Which two actors does the blog post about bucket lists name in connection with the movie The Bucket List?

** PAGE TEXT follows **

Friday, June 28, 2013

Bucket Lists

    I don't have one.  A bucket list, that is.  You know,  like in that movie The Bucket List?  Jack Nicholson, Morgan Freeman?  Old guys trying to do the things they want to do before they "kick the bucket"?

    I don't quite get it.  I get lists and sometimes I even make lists but I don't have any check off list of what needs to be accomplished before I fold into the mystic.  That seems so huge and so transient to me.  What I want right now is, in all probability, not going to be what I want in six months or a year, let alone in ten years.  I guess you can make the list and change it a lot but what exactly is the point of the bucket list?  Do you make one because you might forget what it is you want to do?  Or is there some internal satisfaction in checking off the old list.  Just wondering.

   Do you have a bucket list?  Tell me one thing that's on it.  Make it something that doesn't have to do with travel, if you can.

Thursday, June 27, 2013

Into the Mystic



     I stumbled over some vintage Van Morrison the other day on my way to somewhere else.  Isn't that how it often is?  On your way to one place, you find the real treasure along the path?  The cosmos gets us like that.

     I hadn't listend to this little piece of Van in a long time and it knocked me over when it fell from the sky.  Thing is, you know, I am still wrapping my head around my friend's death and then this little wondersong stops me in my spinning.  It is such a powerful, sensual, and haunting almost hymn. Some  might even claim magical and spiritual. What I know to be true is that it made me pause for a minute and just be. That's a good thing in my book.

     Life is finite.  I know that:  "We were born before the the wind, also younger than the sun"
 
     The call is to live it to the fullest:  "Smell the sea and feel the sky, let your soul and spirit fly into the mystic."

    Make room for love:  "I will rock your gypsy soul, just like back in the days of old."

    And make room for acceptance:  "We will magnificently fold into the mystic."

     The thing is, I hold Van Morrison's music close.  Common Irish roots?  Don't know, doesn't matter. His music makes me feel alive.  This is one song that I wouldn't mind hearing someday, on a warm summer evening, as I say goodbye to this world that has held me for lots of years.

 

We were born before the wind
Also younger than the sun
Ere the bonnie boat was won
As we sailed into the mystic

Hark, now hear the sailors cry
Smell the sea and feel the sky
Let your soul and spirit fly into the mystic

And when that fog horn blows
I will be coming home
And when that fog horn blows
I wanna hear it, I don't have to fear it

And I wanna rock your gypsy soul
Just like back in the days of old
Then magnificently we will fold into the mystic

When that fog horn blows
You know I will be coming home
And when that fog horn whistle blows
I gotta hear it, I don't have to fear it

And I wanna rock your gypsy soul
Just like back in the days of old
And together we will float into the mystic

Too late to stop now?

Wednesday, June 26, 2013

The (Body) Machine Shop

      To my dismay, I have become way too familiar with the physical therapy clinic. Because I am a highly active person who also happens to have inherited arthritic tendencies, I have become a fairly regular visitor at PT over the past ten years.  The sessions have sometimes been related to the arthritis issues but sometimes are a result of overuse or accidents that have occurred because I like to move. No matter why I am going there,  I am grateful that I have access to physical therapy (even if it is a literal pain and a disruption to my day).  I am also finding the clinic to be an interesting classroom for the study of human beings.

** End of PAGE TEXT **
** GIVEN ENTRIES follows **

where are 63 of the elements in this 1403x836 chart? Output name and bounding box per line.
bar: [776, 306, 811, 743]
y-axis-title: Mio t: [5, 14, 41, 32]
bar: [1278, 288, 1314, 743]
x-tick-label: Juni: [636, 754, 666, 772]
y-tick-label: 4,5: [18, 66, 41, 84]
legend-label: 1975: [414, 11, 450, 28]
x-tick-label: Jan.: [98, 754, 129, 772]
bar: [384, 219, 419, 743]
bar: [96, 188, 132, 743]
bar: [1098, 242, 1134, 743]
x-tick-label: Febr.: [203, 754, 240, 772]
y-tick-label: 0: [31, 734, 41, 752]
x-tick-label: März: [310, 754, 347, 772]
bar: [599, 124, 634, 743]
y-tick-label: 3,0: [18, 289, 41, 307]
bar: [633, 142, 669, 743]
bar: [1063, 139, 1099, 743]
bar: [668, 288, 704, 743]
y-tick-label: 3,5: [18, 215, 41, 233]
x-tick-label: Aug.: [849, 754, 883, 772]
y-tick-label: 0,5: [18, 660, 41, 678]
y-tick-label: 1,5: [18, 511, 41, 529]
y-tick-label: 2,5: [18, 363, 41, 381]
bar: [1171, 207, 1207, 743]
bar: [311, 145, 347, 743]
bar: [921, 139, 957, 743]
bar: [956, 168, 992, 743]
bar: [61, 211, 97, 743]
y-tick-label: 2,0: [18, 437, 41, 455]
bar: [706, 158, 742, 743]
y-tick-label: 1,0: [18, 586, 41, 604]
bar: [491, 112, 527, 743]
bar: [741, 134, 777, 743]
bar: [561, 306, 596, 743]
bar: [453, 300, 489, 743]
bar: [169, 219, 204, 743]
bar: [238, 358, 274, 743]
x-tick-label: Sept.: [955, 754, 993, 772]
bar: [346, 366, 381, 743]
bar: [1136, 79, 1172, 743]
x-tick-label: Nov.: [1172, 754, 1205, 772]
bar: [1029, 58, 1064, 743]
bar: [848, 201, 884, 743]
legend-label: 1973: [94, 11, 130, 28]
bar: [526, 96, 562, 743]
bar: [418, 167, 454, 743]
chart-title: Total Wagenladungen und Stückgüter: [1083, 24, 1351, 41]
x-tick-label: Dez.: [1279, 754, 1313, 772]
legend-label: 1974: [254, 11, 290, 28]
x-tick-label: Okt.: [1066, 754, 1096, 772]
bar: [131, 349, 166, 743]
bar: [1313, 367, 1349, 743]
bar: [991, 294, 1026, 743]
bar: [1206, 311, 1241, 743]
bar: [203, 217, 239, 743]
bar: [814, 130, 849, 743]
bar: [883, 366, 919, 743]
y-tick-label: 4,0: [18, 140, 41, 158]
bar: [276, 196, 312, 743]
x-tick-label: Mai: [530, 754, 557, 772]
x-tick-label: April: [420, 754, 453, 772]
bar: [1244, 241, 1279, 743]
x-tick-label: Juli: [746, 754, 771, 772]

** End of GIVEN ENTRIES **

» EXERCISE OUTPUT
Jack Nicholson and Morgan Freeman.